**WRITTEN EXERCISE:**
Scan the data below for the string "color". Show every line where it turns up.

[Excerpts from a figure dataset]
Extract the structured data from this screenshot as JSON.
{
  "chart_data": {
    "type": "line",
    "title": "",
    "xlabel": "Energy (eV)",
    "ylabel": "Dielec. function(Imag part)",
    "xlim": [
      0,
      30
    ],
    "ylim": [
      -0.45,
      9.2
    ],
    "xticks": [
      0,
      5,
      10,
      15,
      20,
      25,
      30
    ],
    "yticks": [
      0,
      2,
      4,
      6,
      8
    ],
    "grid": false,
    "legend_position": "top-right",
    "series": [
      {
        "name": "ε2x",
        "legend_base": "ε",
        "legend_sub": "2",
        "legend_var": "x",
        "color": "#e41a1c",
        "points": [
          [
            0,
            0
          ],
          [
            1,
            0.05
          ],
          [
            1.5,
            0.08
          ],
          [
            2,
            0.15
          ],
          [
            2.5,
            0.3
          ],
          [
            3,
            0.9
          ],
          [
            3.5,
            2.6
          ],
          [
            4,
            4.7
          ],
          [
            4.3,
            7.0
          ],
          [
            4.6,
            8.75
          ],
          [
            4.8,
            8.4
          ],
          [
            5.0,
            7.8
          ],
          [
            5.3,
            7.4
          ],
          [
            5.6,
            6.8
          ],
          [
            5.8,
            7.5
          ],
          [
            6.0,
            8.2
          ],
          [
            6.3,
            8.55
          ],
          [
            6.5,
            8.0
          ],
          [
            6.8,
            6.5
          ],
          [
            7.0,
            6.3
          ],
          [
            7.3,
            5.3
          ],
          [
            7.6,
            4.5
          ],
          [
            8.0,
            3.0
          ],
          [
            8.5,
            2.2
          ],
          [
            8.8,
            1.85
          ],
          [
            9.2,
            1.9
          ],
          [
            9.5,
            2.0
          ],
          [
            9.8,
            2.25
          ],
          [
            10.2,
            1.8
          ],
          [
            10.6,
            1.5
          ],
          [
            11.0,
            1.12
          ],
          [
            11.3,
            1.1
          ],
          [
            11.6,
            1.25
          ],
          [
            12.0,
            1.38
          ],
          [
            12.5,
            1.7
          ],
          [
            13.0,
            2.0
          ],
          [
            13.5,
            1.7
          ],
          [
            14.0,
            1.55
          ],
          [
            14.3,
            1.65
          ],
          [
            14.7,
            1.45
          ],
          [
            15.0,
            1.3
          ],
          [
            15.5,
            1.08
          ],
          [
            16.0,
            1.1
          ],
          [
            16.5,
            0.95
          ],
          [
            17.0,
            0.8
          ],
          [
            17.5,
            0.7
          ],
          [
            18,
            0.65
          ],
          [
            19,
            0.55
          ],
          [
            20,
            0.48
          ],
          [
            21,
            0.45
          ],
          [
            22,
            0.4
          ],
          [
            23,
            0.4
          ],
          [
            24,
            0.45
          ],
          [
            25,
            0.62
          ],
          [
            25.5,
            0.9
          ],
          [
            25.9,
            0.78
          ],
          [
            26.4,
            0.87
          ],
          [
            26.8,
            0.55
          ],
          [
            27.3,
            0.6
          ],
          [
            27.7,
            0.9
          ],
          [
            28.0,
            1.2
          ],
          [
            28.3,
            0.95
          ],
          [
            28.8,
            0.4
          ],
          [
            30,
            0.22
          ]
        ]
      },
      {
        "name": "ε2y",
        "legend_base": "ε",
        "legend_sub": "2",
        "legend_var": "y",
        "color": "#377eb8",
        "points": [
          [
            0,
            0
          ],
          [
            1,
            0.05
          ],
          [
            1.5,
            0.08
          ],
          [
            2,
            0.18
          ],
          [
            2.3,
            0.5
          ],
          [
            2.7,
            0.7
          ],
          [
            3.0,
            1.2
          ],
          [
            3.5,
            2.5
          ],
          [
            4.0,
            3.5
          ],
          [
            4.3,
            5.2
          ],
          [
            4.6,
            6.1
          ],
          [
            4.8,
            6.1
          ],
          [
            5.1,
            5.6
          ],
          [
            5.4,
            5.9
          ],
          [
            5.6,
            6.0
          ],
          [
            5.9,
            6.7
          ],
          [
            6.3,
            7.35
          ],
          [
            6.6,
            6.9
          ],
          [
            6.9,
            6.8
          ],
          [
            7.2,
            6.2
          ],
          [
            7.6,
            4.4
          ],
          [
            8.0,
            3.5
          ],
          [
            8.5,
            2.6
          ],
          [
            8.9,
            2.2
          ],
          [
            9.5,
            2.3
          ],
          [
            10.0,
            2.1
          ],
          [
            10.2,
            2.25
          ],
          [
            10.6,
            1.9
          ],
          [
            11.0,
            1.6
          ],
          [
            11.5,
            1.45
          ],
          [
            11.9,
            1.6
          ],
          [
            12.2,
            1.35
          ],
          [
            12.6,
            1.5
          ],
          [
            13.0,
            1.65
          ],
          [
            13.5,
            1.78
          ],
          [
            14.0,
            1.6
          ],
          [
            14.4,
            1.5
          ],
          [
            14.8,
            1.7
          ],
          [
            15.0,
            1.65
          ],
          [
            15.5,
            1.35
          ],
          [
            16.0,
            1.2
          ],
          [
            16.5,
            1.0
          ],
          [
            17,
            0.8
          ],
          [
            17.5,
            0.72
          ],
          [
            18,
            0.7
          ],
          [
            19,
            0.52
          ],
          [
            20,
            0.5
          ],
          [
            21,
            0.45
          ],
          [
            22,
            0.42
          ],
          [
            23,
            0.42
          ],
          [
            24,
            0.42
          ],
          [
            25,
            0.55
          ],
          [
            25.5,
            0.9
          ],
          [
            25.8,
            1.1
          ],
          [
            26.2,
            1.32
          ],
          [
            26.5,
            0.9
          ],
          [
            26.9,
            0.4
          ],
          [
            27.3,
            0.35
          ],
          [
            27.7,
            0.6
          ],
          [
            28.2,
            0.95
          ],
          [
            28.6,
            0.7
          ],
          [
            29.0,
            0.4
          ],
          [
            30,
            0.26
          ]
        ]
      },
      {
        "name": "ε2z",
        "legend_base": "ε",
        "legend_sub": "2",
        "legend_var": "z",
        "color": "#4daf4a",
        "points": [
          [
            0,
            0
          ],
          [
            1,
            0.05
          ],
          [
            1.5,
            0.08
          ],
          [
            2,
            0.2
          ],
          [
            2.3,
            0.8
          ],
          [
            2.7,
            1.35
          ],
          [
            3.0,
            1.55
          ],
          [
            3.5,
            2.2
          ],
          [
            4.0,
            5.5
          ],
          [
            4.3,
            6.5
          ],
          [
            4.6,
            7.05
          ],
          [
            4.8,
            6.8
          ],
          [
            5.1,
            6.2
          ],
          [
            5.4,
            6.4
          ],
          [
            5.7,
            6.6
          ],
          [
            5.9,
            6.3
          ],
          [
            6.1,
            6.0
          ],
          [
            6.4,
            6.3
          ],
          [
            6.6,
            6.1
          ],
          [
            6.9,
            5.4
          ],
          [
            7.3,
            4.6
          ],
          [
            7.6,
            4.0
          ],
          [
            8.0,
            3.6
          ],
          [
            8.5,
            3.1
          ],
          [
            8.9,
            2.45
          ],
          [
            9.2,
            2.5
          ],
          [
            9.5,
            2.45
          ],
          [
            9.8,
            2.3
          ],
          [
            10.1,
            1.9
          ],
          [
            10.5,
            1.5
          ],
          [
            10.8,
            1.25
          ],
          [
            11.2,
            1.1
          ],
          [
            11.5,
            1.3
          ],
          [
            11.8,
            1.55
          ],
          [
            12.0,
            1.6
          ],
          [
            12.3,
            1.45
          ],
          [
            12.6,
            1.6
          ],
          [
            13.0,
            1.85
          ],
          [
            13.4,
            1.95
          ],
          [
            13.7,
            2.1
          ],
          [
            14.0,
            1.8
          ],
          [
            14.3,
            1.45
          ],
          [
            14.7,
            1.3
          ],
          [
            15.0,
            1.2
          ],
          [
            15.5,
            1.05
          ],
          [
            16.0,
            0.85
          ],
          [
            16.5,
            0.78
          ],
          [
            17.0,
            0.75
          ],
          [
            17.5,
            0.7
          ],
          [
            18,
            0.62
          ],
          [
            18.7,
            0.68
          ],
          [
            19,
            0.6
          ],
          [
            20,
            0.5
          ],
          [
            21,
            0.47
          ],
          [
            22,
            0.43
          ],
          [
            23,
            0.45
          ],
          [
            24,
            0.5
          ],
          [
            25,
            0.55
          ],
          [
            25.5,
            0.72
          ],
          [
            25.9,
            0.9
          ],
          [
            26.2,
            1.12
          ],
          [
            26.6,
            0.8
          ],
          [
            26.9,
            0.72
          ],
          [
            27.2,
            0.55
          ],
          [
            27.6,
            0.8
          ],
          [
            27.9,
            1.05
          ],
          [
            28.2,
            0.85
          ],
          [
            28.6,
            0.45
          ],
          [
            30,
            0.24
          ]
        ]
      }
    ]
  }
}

**REPLY:**
        "color": "#e41a1c",
        "color": "#377eb8",
        "color": "#4daf4a",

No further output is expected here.